Given problem | Repeat every line below exactly as it reads.
(begin)
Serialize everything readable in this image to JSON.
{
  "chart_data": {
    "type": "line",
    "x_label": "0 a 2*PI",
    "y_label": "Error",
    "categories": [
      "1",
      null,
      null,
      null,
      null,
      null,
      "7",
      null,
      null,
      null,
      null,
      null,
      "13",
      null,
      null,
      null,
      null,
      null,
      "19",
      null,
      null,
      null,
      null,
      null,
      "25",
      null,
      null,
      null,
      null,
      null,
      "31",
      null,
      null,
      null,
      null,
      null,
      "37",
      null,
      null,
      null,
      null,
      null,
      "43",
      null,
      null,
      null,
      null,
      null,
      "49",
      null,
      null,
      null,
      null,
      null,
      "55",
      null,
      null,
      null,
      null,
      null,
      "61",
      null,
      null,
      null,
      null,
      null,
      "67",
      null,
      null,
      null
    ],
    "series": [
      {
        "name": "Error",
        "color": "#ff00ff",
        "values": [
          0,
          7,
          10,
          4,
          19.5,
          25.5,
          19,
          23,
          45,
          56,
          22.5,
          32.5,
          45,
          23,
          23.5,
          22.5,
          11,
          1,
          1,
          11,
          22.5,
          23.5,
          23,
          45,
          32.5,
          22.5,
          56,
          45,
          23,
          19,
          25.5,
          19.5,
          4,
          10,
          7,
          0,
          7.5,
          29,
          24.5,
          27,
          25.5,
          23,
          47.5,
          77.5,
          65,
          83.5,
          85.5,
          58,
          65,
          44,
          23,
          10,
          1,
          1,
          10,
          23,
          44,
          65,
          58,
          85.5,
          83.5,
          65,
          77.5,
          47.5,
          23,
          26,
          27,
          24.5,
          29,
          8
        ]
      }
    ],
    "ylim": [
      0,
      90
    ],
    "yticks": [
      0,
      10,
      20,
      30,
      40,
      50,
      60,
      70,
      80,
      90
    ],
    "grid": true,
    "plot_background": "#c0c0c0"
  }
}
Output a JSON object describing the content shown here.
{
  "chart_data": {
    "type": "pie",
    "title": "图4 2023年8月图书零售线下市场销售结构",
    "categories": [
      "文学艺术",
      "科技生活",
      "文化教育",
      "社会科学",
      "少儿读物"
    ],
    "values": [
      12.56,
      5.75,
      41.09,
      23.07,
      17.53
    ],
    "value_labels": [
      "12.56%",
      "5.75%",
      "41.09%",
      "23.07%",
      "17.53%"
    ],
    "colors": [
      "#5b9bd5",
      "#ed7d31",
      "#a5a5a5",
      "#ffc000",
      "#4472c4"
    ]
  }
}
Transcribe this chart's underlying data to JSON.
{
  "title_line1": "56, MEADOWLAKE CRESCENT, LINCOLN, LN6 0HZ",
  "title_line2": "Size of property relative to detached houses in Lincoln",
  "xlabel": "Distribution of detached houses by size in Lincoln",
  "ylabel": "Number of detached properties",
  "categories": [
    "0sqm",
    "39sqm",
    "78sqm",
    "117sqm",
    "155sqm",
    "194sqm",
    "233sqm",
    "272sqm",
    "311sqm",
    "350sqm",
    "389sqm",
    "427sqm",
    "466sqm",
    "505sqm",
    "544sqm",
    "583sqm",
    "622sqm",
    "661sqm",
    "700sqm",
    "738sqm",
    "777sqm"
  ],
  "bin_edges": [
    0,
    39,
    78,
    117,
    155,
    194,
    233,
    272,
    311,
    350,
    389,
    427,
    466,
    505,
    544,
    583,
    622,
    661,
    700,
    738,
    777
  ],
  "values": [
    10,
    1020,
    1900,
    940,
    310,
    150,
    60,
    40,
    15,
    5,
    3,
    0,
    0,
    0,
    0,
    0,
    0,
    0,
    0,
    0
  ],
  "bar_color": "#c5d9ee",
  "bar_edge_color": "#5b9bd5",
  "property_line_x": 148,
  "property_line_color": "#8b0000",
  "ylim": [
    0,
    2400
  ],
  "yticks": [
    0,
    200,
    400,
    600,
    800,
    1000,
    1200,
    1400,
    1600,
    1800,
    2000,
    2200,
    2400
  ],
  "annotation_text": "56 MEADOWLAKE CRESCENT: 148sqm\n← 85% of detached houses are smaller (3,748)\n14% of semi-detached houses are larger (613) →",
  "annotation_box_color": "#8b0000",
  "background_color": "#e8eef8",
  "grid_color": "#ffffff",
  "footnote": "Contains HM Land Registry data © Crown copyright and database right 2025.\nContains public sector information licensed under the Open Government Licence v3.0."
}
(end)
Solution below |
Serialize everything readable in this image to JSON.
{
  "chart_data": {
    "type": "line",
    "x_label": "0 a 2*PI",
    "y_label": "Error",
    "categories": [
      "1",
      null,
      null,
      null,
      null,
      null,
      "7",
      null,
      null,
      null,
      null,
      null,
      "13",
      null,
      null,
      null,
      null,
      null,
      "19",
      null,
      null,
      null,
      null,
      null,
      "25",
      null,
      null,
      null,
      null,
      null,
      "31",
      null,
      null,
      null,
      null,
      null,
      "37",
      null,
      null,
      null,
      null,
      null,
      "43",
      null,
      null,
      null,
      null,
      null,
      "49",
      null,
      null,
      null,
      null,
      null,
      "55",
      null,
      null,
      null,
      null,
      null,
      "61",
      null,
      null,
      null,
      null,
      null,
      "67",
      null,
      null,
      null
    ],
    "series": [
      {
        "name": "Error",
        "color": "#ff00ff",
        "values": [
          0,
          7,
          10,
          4,
          19.5,
          25.5,
          19,
          23,
          45,
          56,
          22.5,
          32.5,
          45,
          23,
          23.5,
          22.5,
          11,
          1,
          1,
          11,
          22.5,
          23.5,
          23,
          45,
          32.5,
          22.5,
          56,
          45,
          23,
          19,
          25.5,
          19.5,
          4,
          10,
          7,
          0,
          7.5,
          29,
          24.5,
          27,
          25.5,
          23,
          47.5,
          77.5,
          65,
          83.5,
          85.5,
          58,
          65,
          44,
          23,
          10,
          1,
          1,
          10,
          23,
          44,
          65,
          58,
          85.5,
          83.5,
          65,
          77.5,
          47.5,
          23,
          26,
          27,
          24.5,
          29,
          8
        ]
      }
    ],
    "ylim": [
      0,
      90
    ],
    "yticks": [
      0,
      10,
      20,
      30,
      40,
      50,
      60,
      70,
      80,
      90
    ],
    "grid": true,
    "plot_background": "#c0c0c0"
  }
}
Output a JSON object describing the content shown here.
{
  "chart_data": {
    "type": "pie",
    "title": "图4 2023年8月图书零售线下市场销售结构",
    "categories": [
      "文学艺术",
      "科技生活",
      "文化教育",
      "社会科学",
      "少儿读物"
    ],
    "values": [
      12.56,
      5.75,
      41.09,
      23.07,
      17.53
    ],
    "value_labels": [
      "12.56%",
      "5.75%",
      "41.09%",
      "23.07%",
      "17.53%"
    ],
    "colors": [
      "#5b9bd5",
      "#ed7d31",
      "#a5a5a5",
      "#ffc000",
      "#4472c4"
    ]
  }
}
Transcribe this chart's underlying data to JSON.
{
  "title_line1": "56, MEADOWLAKE CRESCENT, LINCOLN, LN6 0HZ",
  "title_line2": "Size of property relative to detached houses in Lincoln",
  "xlabel": "Distribution of detached houses by size in Lincoln",
  "ylabel": "Number of detached properties",
  "categories": [
    "0sqm",
    "39sqm",
    "78sqm",
    "117sqm",
    "155sqm",
    "194sqm",
    "233sqm",
    "272sqm",
    "311sqm",
    "350sqm",
    "389sqm",
    "427sqm",
    "466sqm",
    "505sqm",
    "544sqm",
    "583sqm",
    "622sqm",
    "661sqm",
    "700sqm",
    "738sqm",
    "777sqm"
  ],
  "bin_edges": [
    0,
    39,
    78,
    117,
    155,
    194,
    233,
    272,
    311,
    350,
    389,
    427,
    466,
    505,
    544,
    583,
    622,
    661,
    700,
    738,
    777
  ],
  "values": [
    10,
    1020,
    1900,
    940,
    310,
    150,
    60,
    40,
    15,
    5,
    3,
    0,
    0,
    0,
    0,
    0,
    0,
    0,
    0,
    0
  ],
  "bar_color": "#c5d9ee",
  "bar_edge_color": "#5b9bd5",
  "property_line_x": 148,
  "property_line_color": "#8b0000",
  "ylim": [
    0,
    2400
  ],
  "yticks": [
    0,
    200,
    400,
    600,
    800,
    1000,
    1200,
    1400,
    1600,
    1800,
    2000,
    2200,
    2400
  ],
  "annotation_text": "56 MEADOWLAKE CRESCENT: 148sqm\n← 85% of detached houses are smaller (3,748)\n14% of semi-detached houses are larger (613) →",
  "annotation_box_color": "#8b0000",
  "background_color": "#e8eef8",
  "grid_color": "#ffffff",
  "footnote": "Contains HM Land Registry data © Crown copyright and database right 2025.\nContains public sector information licensed under the Open Government Licence v3.0."
}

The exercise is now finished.